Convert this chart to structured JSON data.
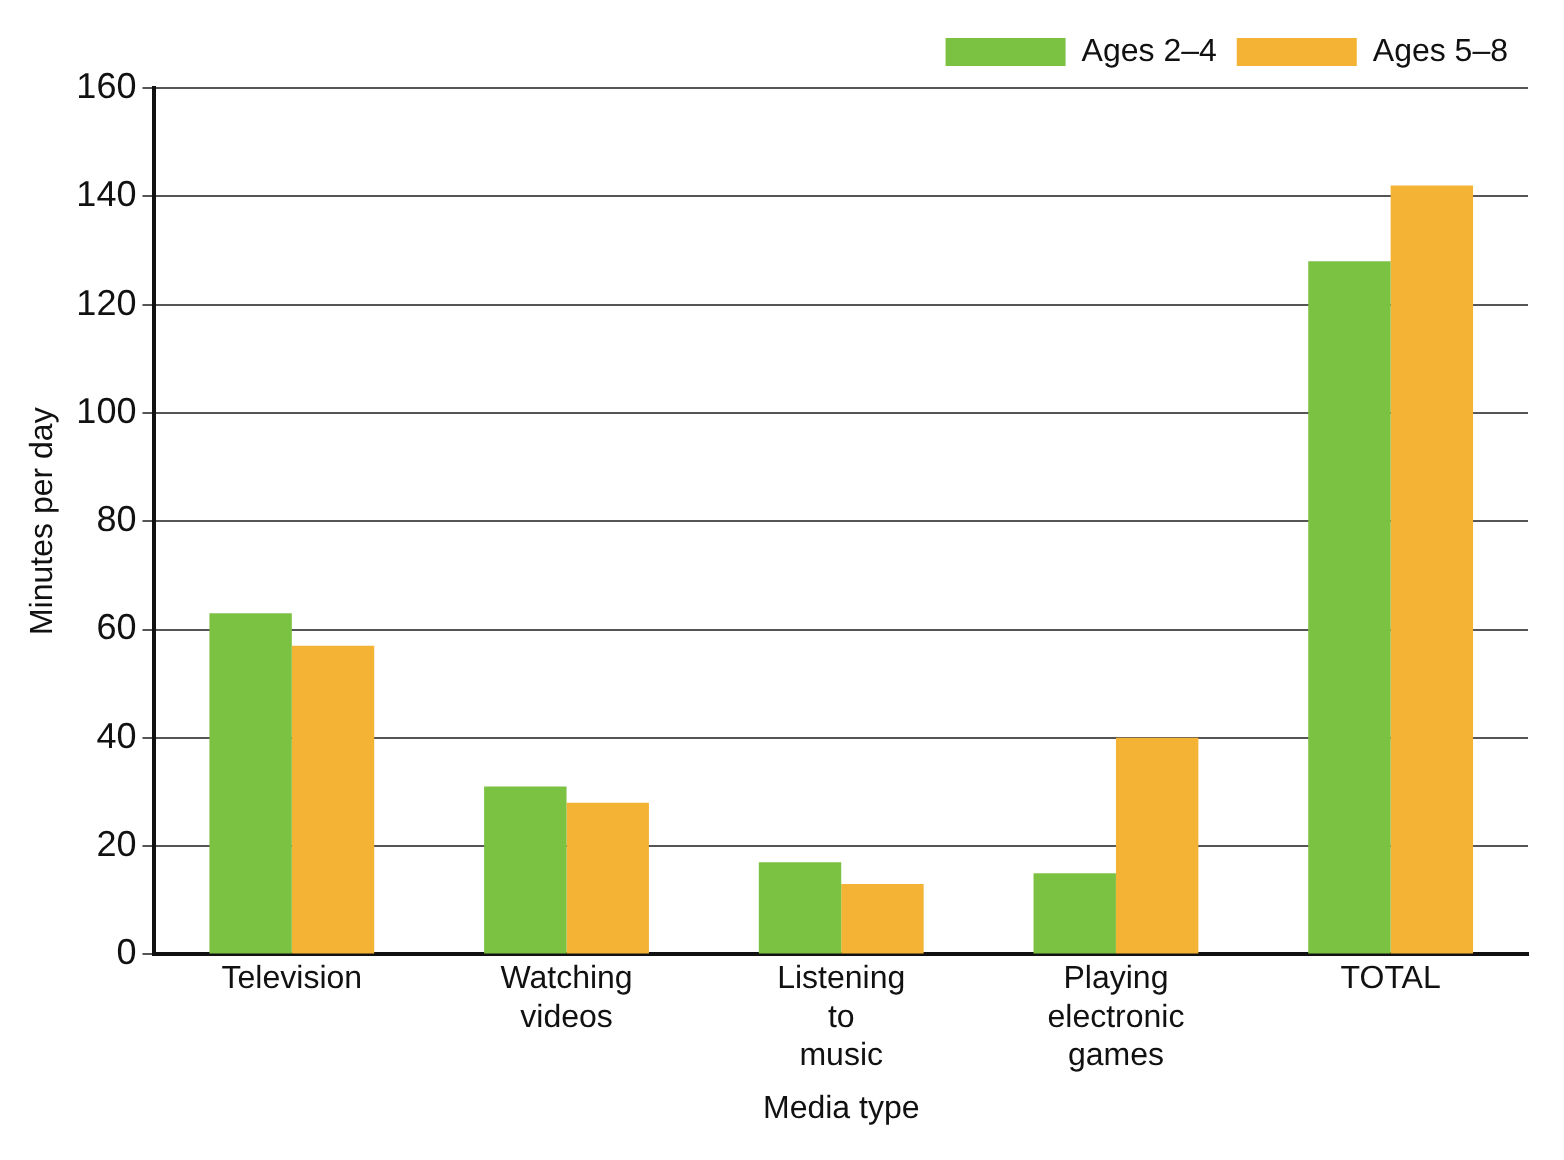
{
  "chart_data": {
    "type": "bar",
    "xlabel": "Media type",
    "ylabel": "Minutes per day",
    "categories": [
      "Television",
      "Watching videos",
      "Listening to music",
      "Playing electronic games",
      "TOTAL"
    ],
    "series": [
      {
        "name": "Ages 2–4",
        "color": "#7cc242",
        "values": [
          63,
          31,
          17,
          15,
          128
        ]
      },
      {
        "name": "Ages 5–8",
        "color": "#f5b335",
        "values": [
          57,
          28,
          13,
          40,
          142
        ]
      }
    ],
    "ylim": [
      0,
      160
    ],
    "yticks": [
      0,
      20,
      40,
      60,
      80,
      100,
      120,
      140,
      160
    ],
    "grid": "y",
    "legend": "top right"
  }
}
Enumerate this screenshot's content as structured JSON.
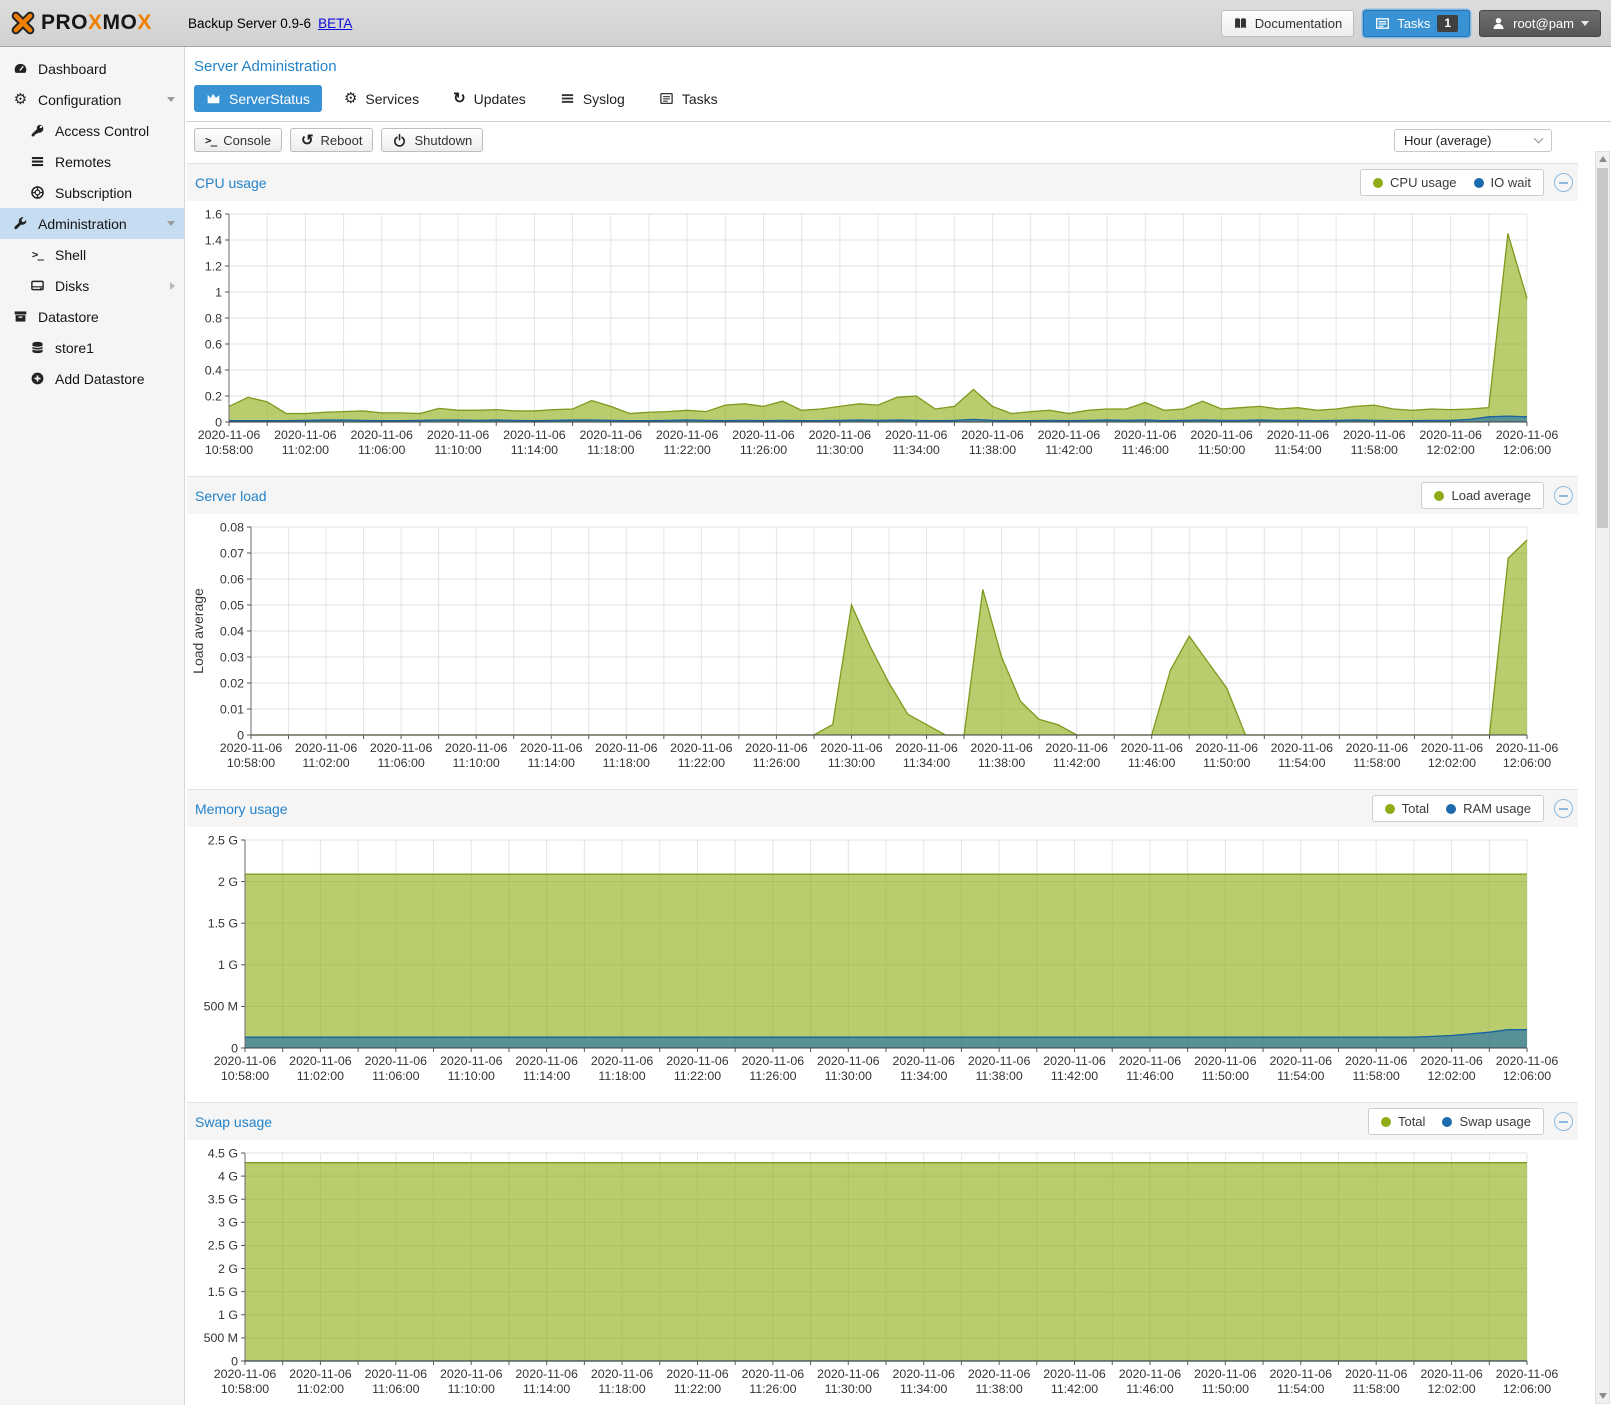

▸ SHORT EXERCISE
State how many lines of the material contain the string "JSON", with no other words.

▸ THE OUTPUT
2